[Dataset records]:

┄┄┄┄┄┄┄┄┄┄┄┄┄┄┄┄┄┄┄┄

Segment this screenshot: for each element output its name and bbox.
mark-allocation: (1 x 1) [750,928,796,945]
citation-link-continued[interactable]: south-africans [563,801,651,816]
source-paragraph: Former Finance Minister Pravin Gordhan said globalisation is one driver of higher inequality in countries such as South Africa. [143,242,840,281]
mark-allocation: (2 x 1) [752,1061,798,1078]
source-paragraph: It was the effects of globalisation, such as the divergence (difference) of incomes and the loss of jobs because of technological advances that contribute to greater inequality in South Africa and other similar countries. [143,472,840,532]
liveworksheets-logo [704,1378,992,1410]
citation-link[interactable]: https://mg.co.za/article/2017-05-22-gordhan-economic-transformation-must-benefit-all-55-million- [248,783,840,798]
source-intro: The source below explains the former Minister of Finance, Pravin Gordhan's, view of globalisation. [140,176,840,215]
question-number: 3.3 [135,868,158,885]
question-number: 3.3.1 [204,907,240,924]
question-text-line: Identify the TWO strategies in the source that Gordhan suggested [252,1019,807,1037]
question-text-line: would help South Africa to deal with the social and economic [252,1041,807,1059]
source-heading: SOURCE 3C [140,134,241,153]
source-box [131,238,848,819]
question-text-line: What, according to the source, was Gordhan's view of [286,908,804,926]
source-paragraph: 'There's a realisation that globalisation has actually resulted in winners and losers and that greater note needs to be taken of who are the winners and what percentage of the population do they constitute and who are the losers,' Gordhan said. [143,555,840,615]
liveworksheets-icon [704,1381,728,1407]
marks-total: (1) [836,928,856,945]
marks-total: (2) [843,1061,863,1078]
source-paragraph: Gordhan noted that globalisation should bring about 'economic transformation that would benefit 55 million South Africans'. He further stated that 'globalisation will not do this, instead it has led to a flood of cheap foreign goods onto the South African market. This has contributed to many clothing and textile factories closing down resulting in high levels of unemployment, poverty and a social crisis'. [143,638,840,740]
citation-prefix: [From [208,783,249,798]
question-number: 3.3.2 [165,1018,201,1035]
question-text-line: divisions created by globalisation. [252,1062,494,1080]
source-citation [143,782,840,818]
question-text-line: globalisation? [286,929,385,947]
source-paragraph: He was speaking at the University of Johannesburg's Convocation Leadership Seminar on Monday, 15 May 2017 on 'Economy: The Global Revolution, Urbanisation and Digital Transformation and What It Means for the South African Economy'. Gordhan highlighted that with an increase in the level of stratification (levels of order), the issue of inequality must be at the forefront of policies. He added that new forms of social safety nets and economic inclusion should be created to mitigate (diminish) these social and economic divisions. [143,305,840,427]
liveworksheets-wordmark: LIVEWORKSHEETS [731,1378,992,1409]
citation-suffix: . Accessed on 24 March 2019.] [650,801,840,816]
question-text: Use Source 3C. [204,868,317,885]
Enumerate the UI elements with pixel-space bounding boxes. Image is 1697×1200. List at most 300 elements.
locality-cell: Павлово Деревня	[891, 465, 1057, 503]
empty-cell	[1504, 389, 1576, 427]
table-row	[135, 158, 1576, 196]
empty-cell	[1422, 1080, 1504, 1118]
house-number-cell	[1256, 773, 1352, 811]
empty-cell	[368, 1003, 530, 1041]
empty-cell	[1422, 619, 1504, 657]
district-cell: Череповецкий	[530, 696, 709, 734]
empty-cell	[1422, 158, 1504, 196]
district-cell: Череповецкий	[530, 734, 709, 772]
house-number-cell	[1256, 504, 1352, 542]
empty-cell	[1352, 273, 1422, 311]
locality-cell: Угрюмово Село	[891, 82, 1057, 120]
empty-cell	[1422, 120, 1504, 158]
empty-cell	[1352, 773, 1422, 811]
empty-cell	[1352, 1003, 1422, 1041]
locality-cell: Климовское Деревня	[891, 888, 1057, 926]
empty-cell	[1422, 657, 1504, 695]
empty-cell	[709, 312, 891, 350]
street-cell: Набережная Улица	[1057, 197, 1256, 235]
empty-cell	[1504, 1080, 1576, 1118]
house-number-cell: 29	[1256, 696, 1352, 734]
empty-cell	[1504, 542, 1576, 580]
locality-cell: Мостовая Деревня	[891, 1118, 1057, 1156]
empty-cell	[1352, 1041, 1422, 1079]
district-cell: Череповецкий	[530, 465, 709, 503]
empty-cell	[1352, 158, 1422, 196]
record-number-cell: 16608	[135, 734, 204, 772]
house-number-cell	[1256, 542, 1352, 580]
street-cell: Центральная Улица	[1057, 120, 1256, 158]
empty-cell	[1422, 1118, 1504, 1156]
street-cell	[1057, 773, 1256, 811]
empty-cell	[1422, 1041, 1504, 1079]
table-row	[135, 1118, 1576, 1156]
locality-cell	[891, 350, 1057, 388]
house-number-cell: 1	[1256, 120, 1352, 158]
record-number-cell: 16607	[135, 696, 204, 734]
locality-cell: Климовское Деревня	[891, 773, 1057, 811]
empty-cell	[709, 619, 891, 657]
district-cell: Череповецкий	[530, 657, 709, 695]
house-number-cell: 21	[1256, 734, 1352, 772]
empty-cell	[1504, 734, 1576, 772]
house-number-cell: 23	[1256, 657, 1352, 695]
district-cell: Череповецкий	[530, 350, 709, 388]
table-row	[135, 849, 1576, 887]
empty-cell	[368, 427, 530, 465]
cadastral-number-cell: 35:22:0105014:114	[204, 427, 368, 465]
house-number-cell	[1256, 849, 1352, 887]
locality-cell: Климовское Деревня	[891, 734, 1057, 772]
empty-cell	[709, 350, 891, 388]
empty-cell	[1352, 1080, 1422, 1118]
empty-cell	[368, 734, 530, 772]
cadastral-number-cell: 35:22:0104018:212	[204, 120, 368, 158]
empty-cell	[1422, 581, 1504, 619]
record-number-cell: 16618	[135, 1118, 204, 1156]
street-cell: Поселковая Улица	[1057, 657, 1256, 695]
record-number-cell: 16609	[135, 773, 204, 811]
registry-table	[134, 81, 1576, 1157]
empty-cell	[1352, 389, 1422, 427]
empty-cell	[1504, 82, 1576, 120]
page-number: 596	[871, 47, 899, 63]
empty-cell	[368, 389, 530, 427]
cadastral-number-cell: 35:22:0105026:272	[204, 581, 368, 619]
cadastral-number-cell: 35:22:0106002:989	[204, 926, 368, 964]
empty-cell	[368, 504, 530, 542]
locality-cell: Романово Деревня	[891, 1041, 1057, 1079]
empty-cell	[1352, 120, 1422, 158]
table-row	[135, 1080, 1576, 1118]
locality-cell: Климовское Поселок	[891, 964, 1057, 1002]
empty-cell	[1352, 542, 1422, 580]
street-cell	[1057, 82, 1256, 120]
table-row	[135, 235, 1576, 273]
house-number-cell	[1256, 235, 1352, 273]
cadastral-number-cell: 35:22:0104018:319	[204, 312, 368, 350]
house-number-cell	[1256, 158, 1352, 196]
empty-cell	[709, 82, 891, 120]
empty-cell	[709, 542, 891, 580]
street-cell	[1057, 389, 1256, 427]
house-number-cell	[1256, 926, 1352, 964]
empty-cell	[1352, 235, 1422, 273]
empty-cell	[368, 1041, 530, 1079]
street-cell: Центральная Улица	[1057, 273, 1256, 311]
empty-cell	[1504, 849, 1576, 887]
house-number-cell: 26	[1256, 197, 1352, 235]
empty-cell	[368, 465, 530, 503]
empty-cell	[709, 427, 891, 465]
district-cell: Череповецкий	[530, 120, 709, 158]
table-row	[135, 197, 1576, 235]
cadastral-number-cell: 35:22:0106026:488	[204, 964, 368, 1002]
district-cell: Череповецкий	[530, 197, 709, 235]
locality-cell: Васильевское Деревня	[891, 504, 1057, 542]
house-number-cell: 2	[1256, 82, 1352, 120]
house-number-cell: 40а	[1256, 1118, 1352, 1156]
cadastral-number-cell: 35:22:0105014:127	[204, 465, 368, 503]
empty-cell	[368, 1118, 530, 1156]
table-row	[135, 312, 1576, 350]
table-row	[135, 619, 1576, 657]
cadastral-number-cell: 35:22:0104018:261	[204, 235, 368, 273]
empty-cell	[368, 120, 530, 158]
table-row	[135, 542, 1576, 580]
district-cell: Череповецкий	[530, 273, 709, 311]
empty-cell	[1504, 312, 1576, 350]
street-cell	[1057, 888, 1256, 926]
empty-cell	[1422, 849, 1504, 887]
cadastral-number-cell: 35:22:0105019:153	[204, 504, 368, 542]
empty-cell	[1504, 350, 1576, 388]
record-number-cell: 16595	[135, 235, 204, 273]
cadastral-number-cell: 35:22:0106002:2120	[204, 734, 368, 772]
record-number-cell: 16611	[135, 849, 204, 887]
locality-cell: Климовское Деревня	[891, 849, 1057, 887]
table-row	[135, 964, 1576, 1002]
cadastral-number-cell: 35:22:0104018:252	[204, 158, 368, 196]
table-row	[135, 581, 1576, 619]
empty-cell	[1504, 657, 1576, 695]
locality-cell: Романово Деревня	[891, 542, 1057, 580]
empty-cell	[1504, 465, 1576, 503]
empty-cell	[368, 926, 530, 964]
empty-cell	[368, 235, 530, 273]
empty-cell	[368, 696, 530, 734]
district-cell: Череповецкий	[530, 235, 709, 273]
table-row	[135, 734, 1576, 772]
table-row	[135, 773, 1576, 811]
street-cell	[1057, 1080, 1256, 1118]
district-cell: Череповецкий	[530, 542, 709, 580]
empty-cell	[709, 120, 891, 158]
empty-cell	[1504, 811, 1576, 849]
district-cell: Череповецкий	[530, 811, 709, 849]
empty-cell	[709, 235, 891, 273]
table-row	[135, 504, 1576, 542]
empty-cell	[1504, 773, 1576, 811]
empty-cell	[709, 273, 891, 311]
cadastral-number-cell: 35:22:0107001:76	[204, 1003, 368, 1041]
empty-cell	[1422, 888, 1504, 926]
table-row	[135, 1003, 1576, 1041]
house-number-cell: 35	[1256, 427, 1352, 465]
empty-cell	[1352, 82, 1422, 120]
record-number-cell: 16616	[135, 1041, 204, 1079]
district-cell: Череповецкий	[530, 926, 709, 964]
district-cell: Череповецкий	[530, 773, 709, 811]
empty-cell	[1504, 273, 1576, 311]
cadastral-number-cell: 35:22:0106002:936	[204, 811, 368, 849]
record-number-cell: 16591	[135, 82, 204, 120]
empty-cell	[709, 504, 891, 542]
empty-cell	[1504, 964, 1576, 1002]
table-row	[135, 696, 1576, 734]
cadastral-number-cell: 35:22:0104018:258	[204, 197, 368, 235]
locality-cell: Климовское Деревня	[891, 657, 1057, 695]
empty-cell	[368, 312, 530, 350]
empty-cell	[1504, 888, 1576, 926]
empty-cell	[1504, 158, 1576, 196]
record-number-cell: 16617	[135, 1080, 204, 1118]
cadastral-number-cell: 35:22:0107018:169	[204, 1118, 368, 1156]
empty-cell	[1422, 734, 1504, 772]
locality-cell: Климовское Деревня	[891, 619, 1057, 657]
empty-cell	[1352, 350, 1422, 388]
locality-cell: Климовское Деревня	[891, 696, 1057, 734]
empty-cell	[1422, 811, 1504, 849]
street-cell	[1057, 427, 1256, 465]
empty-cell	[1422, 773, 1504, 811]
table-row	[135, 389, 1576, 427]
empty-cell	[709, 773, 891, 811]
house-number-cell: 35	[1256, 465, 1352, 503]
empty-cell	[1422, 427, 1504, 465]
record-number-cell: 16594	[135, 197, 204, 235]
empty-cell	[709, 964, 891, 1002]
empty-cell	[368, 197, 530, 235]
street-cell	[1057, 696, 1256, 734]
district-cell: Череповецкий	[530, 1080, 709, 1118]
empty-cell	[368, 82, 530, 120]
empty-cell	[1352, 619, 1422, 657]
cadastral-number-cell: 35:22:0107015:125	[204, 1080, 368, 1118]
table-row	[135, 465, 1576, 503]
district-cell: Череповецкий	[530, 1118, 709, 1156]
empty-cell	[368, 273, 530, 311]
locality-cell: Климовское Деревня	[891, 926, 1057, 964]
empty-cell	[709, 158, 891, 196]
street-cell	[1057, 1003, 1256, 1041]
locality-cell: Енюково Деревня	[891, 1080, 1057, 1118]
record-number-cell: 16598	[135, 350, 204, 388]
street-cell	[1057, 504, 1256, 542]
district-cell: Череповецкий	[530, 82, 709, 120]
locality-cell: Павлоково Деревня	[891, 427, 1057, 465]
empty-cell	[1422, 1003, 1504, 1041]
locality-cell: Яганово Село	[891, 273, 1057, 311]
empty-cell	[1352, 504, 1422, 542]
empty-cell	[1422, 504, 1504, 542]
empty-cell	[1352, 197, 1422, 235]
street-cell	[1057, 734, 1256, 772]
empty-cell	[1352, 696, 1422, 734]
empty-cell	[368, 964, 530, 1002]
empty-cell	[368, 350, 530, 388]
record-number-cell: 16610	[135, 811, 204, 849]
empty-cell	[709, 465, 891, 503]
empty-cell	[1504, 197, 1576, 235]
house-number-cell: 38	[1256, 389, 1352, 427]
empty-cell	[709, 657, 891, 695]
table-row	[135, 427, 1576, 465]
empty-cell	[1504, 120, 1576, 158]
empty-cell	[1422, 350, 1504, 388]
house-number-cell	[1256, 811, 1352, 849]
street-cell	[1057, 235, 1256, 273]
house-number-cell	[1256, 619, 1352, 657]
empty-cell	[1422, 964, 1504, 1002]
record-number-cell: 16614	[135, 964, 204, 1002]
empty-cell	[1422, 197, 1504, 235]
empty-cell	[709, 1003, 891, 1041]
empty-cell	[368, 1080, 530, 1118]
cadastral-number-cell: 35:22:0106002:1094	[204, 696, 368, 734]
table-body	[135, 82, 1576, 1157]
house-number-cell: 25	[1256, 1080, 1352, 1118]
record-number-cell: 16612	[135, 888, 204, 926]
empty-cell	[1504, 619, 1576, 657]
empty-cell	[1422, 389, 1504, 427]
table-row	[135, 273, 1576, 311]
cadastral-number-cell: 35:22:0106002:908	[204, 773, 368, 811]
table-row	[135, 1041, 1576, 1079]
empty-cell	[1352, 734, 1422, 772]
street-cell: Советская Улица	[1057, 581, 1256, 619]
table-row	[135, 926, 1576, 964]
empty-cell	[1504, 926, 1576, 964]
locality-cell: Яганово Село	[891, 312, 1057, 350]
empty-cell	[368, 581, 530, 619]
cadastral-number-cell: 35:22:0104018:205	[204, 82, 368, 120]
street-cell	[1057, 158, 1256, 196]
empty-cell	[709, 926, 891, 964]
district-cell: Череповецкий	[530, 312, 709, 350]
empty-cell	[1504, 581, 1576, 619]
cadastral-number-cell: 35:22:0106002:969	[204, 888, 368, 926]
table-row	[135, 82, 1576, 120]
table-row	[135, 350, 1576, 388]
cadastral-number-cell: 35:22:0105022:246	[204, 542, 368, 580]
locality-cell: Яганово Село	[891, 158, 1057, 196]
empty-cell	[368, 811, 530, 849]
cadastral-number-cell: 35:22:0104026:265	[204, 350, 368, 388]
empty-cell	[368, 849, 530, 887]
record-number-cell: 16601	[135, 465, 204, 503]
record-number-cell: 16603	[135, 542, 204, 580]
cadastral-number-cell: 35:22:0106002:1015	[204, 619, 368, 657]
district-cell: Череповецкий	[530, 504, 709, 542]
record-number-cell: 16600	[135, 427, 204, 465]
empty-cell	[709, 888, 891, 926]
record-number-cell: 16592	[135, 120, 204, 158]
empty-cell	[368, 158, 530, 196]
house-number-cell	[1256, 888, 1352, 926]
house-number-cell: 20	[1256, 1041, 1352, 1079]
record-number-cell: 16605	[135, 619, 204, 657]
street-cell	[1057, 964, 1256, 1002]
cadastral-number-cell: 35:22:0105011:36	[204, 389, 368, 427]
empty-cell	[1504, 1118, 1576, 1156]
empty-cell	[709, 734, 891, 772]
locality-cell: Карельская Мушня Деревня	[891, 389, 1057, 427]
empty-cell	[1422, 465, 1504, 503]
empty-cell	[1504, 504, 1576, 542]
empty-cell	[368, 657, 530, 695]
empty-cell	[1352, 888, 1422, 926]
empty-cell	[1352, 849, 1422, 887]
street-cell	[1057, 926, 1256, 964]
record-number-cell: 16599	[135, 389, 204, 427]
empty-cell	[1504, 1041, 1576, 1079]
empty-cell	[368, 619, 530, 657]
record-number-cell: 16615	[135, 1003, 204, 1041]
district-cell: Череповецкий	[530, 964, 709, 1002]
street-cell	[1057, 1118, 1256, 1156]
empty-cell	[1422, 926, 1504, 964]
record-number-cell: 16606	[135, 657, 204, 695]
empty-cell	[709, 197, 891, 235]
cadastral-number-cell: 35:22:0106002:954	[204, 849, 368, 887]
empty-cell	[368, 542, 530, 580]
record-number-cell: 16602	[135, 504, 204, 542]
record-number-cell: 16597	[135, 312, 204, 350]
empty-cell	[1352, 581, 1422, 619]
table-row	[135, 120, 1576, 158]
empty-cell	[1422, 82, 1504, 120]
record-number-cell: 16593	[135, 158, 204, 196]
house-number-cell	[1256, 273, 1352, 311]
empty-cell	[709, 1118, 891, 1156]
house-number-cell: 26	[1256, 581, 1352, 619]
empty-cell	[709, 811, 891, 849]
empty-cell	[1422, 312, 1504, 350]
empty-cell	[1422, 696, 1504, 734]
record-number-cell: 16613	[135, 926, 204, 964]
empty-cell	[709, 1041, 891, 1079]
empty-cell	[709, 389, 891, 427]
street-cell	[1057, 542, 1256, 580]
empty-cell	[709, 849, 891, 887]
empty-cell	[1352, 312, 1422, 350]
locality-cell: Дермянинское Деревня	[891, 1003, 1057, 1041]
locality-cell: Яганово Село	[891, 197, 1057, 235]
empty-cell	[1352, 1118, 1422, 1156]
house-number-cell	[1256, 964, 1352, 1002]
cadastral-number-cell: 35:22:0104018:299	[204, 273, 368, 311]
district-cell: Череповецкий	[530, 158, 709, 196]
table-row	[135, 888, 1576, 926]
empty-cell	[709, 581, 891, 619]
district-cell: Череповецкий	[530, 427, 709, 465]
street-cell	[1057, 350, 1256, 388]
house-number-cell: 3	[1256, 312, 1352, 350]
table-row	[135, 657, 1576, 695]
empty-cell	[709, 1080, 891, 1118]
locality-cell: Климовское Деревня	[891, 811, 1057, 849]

┄┄┄┄┄┄┄┄┄┄┄┄┄┄┄┄┄┄┄┄

[Task]: List each line from the data above that contains the string "such", copying the lines in full. The match is case-sensitive.

[Written answer]:
source-paragraph: Former Finance Minister Pravin Gordhan said globalisation is one driver of higher inequality in countries such as South Africa. [143,242,840,281]
source-paragraph: It was the effects of globalisation, such as the divergence (difference) of incomes and the loss of jobs because of technological advances that contribute to greater inequality in South Africa and other similar countries. [143,472,840,532]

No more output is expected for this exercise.